▶ **提供抜粋**
---------------

図5は、異常電流侵入時における入力ポート部1aと出力ポート部1bとの切り離しを説明するための高周波分離ヒューズ5の構成例を示す断面図である。
図5に示すバネ付高周波分離ヒューズ5は、基本的には、図2に示す構成と同様に、入力ポート部1aと異常電流溶断部1dとは融着している一方、入力ポート部1aと外部筐体部1cは接触のみで、融着はしていない。しかしながら、バネ付高周波分離ヒューズ5は、異常電流溶断部1dの一部が細い螺旋形状となっている。
図5に示す高周波分離ヒューズ5でもまた、図2に示す高周波分離ヒューズ1と同様に、高周波電流である雷サージ電流が入力導線1eから流れてきた場合であっても、雷サージ電流は、ファラデーケージ効果により異常電流溶断部1dに侵入せず、外部筐体部1cのみを流れるので、異常電流溶断部1dは溶断しない。一方、低周波電流である異常電流が入力導線1eから流れてきた場合、異常電流は、異常電流溶断部1dを流れる。異常電流溶断部1dは、一部が細い螺旋形状であることにより、異常電流が流れるとより溶断されやすくなるので、異常電流を確実に遮断することができるようになる。
以上説明したように、上記実施形態に係る高周波分離ヒューズによれば、異常電流溶断部1dを外部筐体部1cで覆う二重構造の採用により、低周波電流は、外部筐体部1cと異常電流溶断部1dとの両方を流れるが、高周波電流は、ファラデーケージ効果により、外部筐体部1cのみを流れ、異常電流溶断部1dには侵入しない。そして、低周波電流のうち、予め決定された電流量を超える異常電流が、異常電流溶断部1dを流れると、異常電流溶断部1dが溶断することにより、入力ポート部1aから出力ポート部1bへの電流の流れが遮断される。
したがって、入力導線1eから雷サージ電流が流れてきた場合、雷サージ電流は、ファラデーケージ効果により、外部筐体部1cのみを流れ、異常電流溶断部1dには侵入しないので、異常電流溶断部1dは溶断しない。
一方、入力導線1eから、商用電源等の低周波電流が流れてきた場合、低周波電流は、異常電流溶断部1dを流れる。さらには、特に、低周波電流が、予め決定された電流量を超える異常電流である場合、異常電流溶断部1dが溶断する。このように、雷サージ電流では溶断せず、異常電流において確実に溶断する高周波分離ヒューズを提供することが可能となる。
なお、本発明は、上記実施形態そのままに限定されるものではなく、実施段階ではその要旨を逸脱しない範囲で構成要素を変形して具体化できる。また、上記実施形態に開示されている複数の構成要素の適宜な組み合せにより種々の発明を形成できる。例えば、実施形態に示される全構成要素から幾つかの構成要素を削除してもよい。さらに、異なる実施形態に亘る構成要素を適宜組み合せてもよい。

---------------

▶ **作業 1**
以下の記録から、文字列「labels」を含む行をすべて抜き出して写すこと。大文字と小文字は区別する。

---------------

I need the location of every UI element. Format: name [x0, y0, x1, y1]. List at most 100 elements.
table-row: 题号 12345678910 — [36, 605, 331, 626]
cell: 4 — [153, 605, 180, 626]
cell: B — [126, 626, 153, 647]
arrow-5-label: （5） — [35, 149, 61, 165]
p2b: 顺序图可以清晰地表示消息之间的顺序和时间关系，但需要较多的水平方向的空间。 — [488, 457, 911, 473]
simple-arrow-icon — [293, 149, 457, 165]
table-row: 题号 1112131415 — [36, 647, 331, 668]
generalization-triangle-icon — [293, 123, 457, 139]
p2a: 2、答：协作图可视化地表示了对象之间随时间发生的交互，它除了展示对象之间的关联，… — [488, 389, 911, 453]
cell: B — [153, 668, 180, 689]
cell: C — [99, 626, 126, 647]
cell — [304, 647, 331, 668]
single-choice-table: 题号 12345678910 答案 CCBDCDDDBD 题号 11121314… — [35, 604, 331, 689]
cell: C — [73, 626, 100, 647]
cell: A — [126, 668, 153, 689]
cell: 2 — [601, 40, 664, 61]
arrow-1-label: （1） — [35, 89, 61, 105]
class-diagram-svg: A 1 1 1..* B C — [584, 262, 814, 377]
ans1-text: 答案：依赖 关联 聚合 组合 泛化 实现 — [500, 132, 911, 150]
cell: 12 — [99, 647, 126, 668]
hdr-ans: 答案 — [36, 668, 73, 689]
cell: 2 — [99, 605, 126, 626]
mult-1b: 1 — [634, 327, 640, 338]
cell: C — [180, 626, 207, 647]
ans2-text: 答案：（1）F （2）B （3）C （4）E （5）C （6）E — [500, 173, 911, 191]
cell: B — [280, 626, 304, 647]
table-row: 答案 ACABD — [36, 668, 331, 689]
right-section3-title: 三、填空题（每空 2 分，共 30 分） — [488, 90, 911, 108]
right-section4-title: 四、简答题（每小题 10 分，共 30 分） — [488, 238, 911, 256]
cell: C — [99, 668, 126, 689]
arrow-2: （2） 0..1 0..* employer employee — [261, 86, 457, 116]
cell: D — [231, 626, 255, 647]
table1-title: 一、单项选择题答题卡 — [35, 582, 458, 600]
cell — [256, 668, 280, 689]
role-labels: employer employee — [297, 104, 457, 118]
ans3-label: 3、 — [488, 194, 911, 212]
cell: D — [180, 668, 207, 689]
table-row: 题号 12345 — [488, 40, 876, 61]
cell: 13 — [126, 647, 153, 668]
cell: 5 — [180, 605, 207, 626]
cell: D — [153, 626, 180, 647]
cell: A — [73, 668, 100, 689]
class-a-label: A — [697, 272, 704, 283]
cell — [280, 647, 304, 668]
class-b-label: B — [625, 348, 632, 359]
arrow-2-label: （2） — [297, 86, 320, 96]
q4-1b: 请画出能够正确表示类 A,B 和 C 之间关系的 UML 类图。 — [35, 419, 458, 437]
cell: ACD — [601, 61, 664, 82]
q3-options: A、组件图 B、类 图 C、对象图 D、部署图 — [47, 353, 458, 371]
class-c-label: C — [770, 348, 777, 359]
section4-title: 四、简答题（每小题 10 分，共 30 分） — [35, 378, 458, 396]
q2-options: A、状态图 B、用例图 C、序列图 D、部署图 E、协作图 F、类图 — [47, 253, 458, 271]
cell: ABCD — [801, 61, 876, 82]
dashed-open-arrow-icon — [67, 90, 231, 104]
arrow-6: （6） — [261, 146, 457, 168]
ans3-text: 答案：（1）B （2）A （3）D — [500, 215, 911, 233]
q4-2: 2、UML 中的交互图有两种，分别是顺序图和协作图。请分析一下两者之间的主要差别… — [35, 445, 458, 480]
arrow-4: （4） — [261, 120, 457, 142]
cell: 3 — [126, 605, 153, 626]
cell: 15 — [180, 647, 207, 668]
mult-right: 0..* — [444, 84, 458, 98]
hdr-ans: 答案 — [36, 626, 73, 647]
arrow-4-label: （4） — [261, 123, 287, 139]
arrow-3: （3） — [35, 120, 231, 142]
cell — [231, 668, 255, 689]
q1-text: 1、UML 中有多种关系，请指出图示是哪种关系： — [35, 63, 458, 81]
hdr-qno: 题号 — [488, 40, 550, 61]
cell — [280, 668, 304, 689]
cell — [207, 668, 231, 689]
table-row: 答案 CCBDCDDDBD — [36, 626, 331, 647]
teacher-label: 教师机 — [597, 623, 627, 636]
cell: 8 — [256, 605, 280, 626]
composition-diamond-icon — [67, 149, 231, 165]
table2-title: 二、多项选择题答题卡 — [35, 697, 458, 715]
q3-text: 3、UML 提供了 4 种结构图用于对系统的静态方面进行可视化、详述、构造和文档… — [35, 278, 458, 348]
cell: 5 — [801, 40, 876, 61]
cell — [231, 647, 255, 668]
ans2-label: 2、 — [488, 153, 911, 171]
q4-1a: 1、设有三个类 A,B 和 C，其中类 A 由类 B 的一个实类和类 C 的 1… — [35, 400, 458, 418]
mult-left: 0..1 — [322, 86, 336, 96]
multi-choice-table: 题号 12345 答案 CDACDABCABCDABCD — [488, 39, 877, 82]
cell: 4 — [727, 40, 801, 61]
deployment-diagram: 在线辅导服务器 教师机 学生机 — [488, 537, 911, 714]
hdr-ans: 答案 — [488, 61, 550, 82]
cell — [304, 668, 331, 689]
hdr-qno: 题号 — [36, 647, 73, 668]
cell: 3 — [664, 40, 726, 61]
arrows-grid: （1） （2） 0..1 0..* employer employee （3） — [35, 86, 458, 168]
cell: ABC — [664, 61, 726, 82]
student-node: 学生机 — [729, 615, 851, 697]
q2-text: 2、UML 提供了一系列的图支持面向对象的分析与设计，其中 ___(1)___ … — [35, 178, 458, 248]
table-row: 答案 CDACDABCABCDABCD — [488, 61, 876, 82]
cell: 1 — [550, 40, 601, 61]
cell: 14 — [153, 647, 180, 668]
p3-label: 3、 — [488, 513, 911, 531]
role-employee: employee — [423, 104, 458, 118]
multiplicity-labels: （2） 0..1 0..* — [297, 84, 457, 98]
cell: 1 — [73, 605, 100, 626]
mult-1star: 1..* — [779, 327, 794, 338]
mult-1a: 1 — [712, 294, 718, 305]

---------------

▶ **作業 2**
上の高周波分離ヒューズに関する文章を、最後の文の後から書き続けてください。

▶ **正解 1**
role-labels: employer employee — [297, 104, 457, 118]
multiplicity-labels: （2） 0..1 0..* — [297, 84, 457, 98]

▶ **正解 2**
例えば、本発明の実施形態に係る高周波分離ヒューズ1における外部筐体部1cは、図1に示すように、円筒形状の金属に限定されるものではなく、図6に示すように、網目により円筒状に形成されていても良い。また、図7に示すように、細い導線を撚り合わせて形成された同軸ケーブルの外皮により構成されていても良い。このような構成によれば、細かい導線が撚り合わされていることにより、表面積を大きくすることができ、結果として、高周波電流をより流れやすくすることが可能となる。さらにまた、図8に示すように、角管形状の金属から構成されていても良い。その場合、四角状の中空部内に配置されるように、異常電流溶断部1dが、四角柱形状をしていても良い。
このように、本発明の実施形態に係る高周波分離ヒューズ1は、図1に示すような構成に限定されるものではなく、図6乃至8に示すような変形構成をも含んでいる。
なお、入力ポート部1a、出力ポート部1b、外部筐体部1c、異常電流溶断部1d、および、遮断用バネ3hおよび磁石は、後述する特許請求の範囲における入力端、出力端、外側導電部、内側電導部、および引力付与手段にそれぞれ対応する。
1、4、5・・高周波分離ヒューズ、1a・・入力ポート部、1b・・出力ポート部、1c・・外部筐体部、1d・・異常電流溶断部、1e・・入力導線、1f・・出力導線、3・・バネ付高周波分離ヒューズ、3g・・カバー部、3h・・遮断用バネ。

Claims (8)

  1. 高周波電流を分離し、低周波電流によって溶断される高周波分離ヒューズであって、
    前記低周波電流を入力端側から出力端側へ流すことが可能な内側導電部と、
    前記内側導電部を覆うように配置され、前記高周波電流および前記低周波電流を前記入力端側から前記出力端側へ流すことが可能な外側導電部とを備え、
    前記内側導電部を流れる前記低周波電流が、予め決定された電流量を超える異常電流である場合、前記内側導電部が溶断することによって、前記入力端側から前記出力端側への前記異常電流の流れを遮断する、高周波分離ヒューズ。
  2. 前記高周波電流は、雷サージ電流であり、
    前記外側導電部は、前記内側導電部を配置するための中空部を有しており、前記外側導電部の厚さを、前記雷サージ電流の周波数成分が前記外側導電部を通過可能な値に設定した、請求項1に記載の高周波分離ヒューズ。
  3. 前記中空部に配置された内側導電部の外壁と、前記外側導電部の内壁との間に、真空な間隙が形成されているか、または、充填物が充填された、請求項2に記載の高周波分離ヒューズ。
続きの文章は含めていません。